Task to complete: Your task is to copy every line of this material exactly.

Records to use:
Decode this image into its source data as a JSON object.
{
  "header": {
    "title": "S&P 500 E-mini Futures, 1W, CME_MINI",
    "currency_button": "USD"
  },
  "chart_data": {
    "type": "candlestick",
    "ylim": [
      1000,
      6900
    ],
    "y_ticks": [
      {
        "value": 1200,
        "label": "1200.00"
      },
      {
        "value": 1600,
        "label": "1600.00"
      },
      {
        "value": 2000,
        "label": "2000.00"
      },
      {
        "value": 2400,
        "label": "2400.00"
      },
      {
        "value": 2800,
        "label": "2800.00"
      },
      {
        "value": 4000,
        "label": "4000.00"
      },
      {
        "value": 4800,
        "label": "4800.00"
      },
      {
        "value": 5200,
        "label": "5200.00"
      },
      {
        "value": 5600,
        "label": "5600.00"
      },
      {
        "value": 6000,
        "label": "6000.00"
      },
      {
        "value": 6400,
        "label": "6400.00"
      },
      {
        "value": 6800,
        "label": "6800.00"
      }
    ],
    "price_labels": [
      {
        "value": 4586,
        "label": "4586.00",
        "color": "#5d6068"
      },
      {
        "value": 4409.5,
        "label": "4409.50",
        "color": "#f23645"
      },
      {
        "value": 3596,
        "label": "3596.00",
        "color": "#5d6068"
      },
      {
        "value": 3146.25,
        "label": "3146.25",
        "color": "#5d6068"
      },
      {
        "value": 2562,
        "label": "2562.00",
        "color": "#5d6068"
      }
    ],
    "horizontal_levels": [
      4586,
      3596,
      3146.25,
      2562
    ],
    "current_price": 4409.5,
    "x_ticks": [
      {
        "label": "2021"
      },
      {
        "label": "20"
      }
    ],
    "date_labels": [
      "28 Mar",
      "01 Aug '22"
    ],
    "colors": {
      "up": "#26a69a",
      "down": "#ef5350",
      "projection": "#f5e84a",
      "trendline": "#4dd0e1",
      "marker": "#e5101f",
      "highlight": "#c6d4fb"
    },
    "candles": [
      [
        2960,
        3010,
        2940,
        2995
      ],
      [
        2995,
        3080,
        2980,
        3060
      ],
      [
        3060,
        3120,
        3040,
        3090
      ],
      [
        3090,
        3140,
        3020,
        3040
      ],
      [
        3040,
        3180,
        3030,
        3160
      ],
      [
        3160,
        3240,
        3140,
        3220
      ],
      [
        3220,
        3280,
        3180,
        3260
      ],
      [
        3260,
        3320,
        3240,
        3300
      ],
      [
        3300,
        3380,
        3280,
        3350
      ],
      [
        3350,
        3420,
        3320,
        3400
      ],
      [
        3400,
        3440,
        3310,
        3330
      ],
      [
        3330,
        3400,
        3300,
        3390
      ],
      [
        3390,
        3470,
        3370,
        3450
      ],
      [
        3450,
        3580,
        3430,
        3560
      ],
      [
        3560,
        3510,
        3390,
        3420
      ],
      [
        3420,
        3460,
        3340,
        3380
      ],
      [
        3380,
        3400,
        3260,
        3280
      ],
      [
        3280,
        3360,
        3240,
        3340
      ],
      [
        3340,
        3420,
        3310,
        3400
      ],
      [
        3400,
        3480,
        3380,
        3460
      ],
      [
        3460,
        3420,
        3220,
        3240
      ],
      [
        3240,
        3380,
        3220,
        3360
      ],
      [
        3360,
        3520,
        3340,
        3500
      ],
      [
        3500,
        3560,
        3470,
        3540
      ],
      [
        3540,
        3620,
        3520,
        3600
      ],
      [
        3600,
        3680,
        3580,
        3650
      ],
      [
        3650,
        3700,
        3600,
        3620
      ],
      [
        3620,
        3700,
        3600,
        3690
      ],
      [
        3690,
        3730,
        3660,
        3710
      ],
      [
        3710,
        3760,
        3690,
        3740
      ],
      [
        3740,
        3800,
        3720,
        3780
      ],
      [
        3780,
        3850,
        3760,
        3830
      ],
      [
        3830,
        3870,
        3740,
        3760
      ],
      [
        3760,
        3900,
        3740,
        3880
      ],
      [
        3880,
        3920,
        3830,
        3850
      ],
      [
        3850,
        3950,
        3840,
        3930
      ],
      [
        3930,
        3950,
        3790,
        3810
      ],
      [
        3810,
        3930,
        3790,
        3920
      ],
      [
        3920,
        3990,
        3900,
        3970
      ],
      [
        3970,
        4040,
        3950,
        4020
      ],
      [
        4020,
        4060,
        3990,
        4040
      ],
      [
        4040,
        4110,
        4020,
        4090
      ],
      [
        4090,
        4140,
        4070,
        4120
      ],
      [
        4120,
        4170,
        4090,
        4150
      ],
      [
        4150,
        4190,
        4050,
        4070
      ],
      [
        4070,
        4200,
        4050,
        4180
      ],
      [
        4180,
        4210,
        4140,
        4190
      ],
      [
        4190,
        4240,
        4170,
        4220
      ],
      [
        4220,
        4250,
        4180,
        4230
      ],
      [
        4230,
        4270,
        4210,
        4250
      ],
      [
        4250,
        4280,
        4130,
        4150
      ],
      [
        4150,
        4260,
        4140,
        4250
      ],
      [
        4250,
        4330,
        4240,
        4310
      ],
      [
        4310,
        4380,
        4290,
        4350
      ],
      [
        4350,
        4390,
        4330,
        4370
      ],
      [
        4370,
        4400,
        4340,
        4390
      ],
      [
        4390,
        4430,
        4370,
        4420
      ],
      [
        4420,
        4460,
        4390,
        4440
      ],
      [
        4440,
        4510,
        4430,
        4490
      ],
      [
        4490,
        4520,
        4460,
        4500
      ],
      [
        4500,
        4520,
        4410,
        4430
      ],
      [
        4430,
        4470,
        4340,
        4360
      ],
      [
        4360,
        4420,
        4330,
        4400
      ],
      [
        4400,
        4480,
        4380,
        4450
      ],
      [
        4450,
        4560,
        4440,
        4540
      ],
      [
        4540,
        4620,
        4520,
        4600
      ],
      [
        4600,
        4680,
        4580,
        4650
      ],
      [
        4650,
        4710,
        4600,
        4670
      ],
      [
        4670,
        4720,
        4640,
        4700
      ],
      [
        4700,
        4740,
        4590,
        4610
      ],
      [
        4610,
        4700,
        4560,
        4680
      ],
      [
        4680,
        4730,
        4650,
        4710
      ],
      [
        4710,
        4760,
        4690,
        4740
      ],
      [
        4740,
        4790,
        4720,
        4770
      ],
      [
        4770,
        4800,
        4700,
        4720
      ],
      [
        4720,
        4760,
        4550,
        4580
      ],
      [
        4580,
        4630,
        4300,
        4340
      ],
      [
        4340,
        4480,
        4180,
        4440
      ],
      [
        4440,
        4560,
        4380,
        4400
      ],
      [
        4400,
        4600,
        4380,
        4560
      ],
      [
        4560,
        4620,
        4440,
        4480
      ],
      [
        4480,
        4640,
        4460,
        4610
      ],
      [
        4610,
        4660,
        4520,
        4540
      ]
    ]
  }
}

Solved exercise:
Decode this image into its source data as a JSON object.
{
  "header": {
    "title": "S&P 500 E-mini Futures, 1W, CME_MINI",
    "currency_button": "USD"
  },
  "chart_data": {
    "type": "candlestick",
    "ylim": [
      1000,
      6900
    ],
    "y_ticks": [
      {
        "value": 1200,
        "label": "1200.00"
      },
      {
        "value": 1600,
        "label": "1600.00"
      },
      {
        "value": 2000,
        "label": "2000.00"
      },
      {
        "value": 2400,
        "label": "2400.00"
      },
      {
        "value": 2800,
        "label": "2800.00"
      },
      {
        "value": 4000,
        "label": "4000.00"
      },
      {
        "value": 4800,
        "label": "4800.00"
      },
      {
        "value": 5200,
        "label": "5200.00"
      },
      {
        "value": 5600,
        "label": "5600.00"
      },
      {
        "value": 6000,
        "label": "6000.00"
      },
      {
        "value": 6400,
        "label": "6400.00"
      },
      {
        "value": 6800,
        "label": "6800.00"
      }
    ],
    "price_labels": [
      {
        "value": 4586,
        "label": "4586.00",
        "color": "#5d6068"
      },
      {
        "value": 4409.5,
        "label": "4409.50",
        "color": "#f23645"
      },
      {
        "value": 3596,
        "label": "3596.00",
        "color": "#5d6068"
      },
      {
        "value": 3146.25,
        "label": "3146.25",
        "color": "#5d6068"
      },
      {
        "value": 2562,
        "label": "2562.00",
        "color": "#5d6068"
      }
    ],
    "horizontal_levels": [
      4586,
      3596,
      3146.25,
      2562
    ],
    "current_price": 4409.5,
    "x_ticks": [
      {
        "label": "2021"
      },
      {
        "label": "20"
      }
    ],
    "date_labels": [
      "28 Mar",
      "01 Aug '22"
    ],
    "colors": {
      "up": "#26a69a",
      "down": "#ef5350",
      "projection": "#f5e84a",
      "trendline": "#4dd0e1",
      "marker": "#e5101f",
      "highlight": "#c6d4fb"
    },
    "candles": [
      [
        2960,
        3010,
        2940,
        2995
      ],
      [
        2995,
        3080,
        2980,
        3060
      ],
      [
        3060,
        3120,
        3040,
        3090
      ],
      [
        3090,
        3140,
        3020,
        3040
      ],
      [
        3040,
        3180,
        3030,
        3160
      ],
      [
        3160,
        3240,
        3140,
        3220
      ],
      [
        3220,
        3280,
        3180,
        3260
      ],
      [
        3260,
        3320,
        3240,
        3300
      ],
      [
        3300,
        3380,
        3280,
        3350
      ],
      [
        3350,
        3420,
        3320,
        3400
      ],
      [
        3400,
        3440,
        3310,
        3330
      ],
      [
        3330,
        3400,
        3300,
        3390
      ],
      [
        3390,
        3470,
        3370,
        3450
      ],
      [
        3450,
        3580,
        3430,
        3560
      ],
      [
        3560,
        3510,
        3390,
        3420
      ],
      [
        3420,
        3460,
        3340,
        3380
      ],
      [
        3380,
        3400,
        3260,
        3280
      ],
      [
        3280,
        3360,
        3240,
        3340
      ],
      [
        3340,
        3420,
        3310,
        3400
      ],
      [
        3400,
        3480,
        3380,
        3460
      ],
      [
        3460,
        3420,
        3220,
        3240
      ],
      [
        3240,
        3380,
        3220,
        3360
      ],
      [
        3360,
        3520,
        3340,
        3500
      ],
      [
        3500,
        3560,
        3470,
        3540
      ],
      [
        3540,
        3620,
        3520,
        3600
      ],
      [
        3600,
        3680,
        3580,
        3650
      ],
      [
        3650,
        3700,
        3600,
        3620
      ],
      [
        3620,
        3700,
        3600,
        3690
      ],
      [
        3690,
        3730,
        3660,
        3710
      ],
      [
        3710,
        3760,
        3690,
        3740
      ],
      [
        3740,
        3800,
        3720,
        3780
      ],
      [
        3780,
        3850,
        3760,
        3830
      ],
      [
        3830,
        3870,
        3740,
        3760
      ],
      [
        3760,
        3900,
        3740,
        3880
      ],
      [
        3880,
        3920,
        3830,
        3850
      ],
      [
        3850,
        3950,
        3840,
        3930
      ],
      [
        3930,
        3950,
        3790,
        3810
      ],
      [
        3810,
        3930,
        3790,
        3920
      ],
      [
        3920,
        3990,
        3900,
        3970
      ],
      [
        3970,
        4040,
        3950,
        4020
      ],
      [
        4020,
        4060,
        3990,
        4040
      ],
      [
        4040,
        4110,
        4020,
        4090
      ],
      [
        4090,
        4140,
        4070,
        4120
      ],
      [
        4120,
        4170,
        4090,
        4150
      ],
      [
        4150,
        4190,
        4050,
        4070
      ],
      [
        4070,
        4200,
        4050,
        4180
      ],
      [
        4180,
        4210,
        4140,
        4190
      ],
      [
        4190,
        4240,
        4170,
        4220
      ],
      [
        4220,
        4250,
        4180,
        4230
      ],
      [
        4230,
        4270,
        4210,
        4250
      ],
      [
        4250,
        4280,
        4130,
        4150
      ],
      [
        4150,
        4260,
        4140,
        4250
      ],
      [
        4250,
        4330,
        4240,
        4310
      ],
      [
        4310,
        4380,
        4290,
        4350
      ],
      [
        4350,
        4390,
        4330,
        4370
      ],
      [
        4370,
        4400,
        4340,
        4390
      ],
      [
        4390,
        4430,
        4370,
        4420
      ],
      [
        4420,
        4460,
        4390,
        4440
      ],
      [
        4440,
        4510,
        4430,
        4490
      ],
      [
        4490,
        4520,
        4460,
        4500
      ],
      [
        4500,
        4520,
        4410,
        4430
      ],
      [
        4430,
        4470,
        4340,
        4360
      ],
      [
        4360,
        4420,
        4330,
        4400
      ],
      [
        4400,
        4480,
        4380,
        4450
      ],
      [
        4450,
        4560,
        4440,
        4540
      ],
      [
        4540,
        4620,
        4520,
        4600
      ],
      [
        4600,
        4680,
        4580,
        4650
      ],
      [
        4650,
        4710,
        4600,
        4670
      ],
      [
        4670,
        4720,
        4640,
        4700
      ],
      [
        4700,
        4740,
        4590,
        4610
      ],
      [
        4610,
        4700,
        4560,
        4680
      ],
      [
        4680,
        4730,
        4650,
        4710
      ],
      [
        4710,
        4760,
        4690,
        4740
      ],
      [
        4740,
        4790,
        4720,
        4770
      ],
      [
        4770,
        4800,
        4700,
        4720
      ],
      [
        4720,
        4760,
        4550,
        4580
      ],
      [
        4580,
        4630,
        4300,
        4340
      ],
      [
        4340,
        4480,
        4180,
        4440
      ],
      [
        4440,
        4560,
        4380,
        4400
      ],
      [
        4400,
        4600,
        4380,
        4560
      ],
      [
        4560,
        4620,
        4440,
        4480
      ],
      [
        4480,
        4640,
        4460,
        4610
      ],
      [
        4610,
        4660,
        4520,
        4540
      ]
    ]
  }
}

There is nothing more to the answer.